→ Exercise task
Scan the lines below for the string "Change" and copy every one that has it.

Dataset items:
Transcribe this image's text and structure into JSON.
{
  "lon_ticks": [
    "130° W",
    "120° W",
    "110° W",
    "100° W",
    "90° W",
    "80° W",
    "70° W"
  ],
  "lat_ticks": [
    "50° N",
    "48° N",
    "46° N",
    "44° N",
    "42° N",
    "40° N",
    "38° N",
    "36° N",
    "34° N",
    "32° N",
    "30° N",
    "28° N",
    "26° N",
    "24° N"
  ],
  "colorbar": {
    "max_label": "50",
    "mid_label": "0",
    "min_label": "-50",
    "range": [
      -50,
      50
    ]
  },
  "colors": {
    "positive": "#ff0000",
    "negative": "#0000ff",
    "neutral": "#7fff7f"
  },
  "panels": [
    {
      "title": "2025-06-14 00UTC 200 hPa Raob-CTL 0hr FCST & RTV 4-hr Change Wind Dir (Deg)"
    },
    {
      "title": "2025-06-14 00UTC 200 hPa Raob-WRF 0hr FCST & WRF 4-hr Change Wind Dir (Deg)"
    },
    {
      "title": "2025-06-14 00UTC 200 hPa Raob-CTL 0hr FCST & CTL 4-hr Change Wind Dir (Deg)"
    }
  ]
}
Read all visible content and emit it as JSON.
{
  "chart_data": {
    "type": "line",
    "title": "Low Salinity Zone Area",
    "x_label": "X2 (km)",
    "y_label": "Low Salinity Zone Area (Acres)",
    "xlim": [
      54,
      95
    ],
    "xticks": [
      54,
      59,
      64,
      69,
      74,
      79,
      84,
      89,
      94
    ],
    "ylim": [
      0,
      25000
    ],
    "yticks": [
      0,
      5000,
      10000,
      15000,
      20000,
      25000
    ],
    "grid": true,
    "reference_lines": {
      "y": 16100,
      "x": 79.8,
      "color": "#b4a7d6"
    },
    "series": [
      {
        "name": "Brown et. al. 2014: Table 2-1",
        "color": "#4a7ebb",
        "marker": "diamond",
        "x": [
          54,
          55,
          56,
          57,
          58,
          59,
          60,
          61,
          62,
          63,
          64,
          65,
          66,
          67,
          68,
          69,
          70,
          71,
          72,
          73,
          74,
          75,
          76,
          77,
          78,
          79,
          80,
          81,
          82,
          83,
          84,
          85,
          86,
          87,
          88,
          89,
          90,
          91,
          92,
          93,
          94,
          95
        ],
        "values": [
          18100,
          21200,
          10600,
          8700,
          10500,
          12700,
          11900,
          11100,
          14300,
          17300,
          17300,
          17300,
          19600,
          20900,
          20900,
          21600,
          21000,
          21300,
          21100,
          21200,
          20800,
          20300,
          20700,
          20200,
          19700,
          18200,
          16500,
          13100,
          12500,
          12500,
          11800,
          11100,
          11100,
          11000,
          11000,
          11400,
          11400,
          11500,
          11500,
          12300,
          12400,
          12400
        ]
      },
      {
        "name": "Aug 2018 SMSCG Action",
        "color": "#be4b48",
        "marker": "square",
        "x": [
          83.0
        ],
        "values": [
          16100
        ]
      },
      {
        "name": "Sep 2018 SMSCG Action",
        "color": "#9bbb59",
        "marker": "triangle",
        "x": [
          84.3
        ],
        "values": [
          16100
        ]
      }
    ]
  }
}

→ Completed exercise
      "title": "2025-06-14 00UTC 200 hPa Raob-CTL 0hr FCST & RTV 4-hr Change Wind Dir (Deg)"
      "title": "2025-06-14 00UTC 200 hPa Raob-WRF 0hr FCST & WRF 4-hr Change Wind Dir (Deg)"
      "title": "2025-06-14 00UTC 200 hPa Raob-CTL 0hr FCST & CTL 4-hr Change Wind Dir (Deg)"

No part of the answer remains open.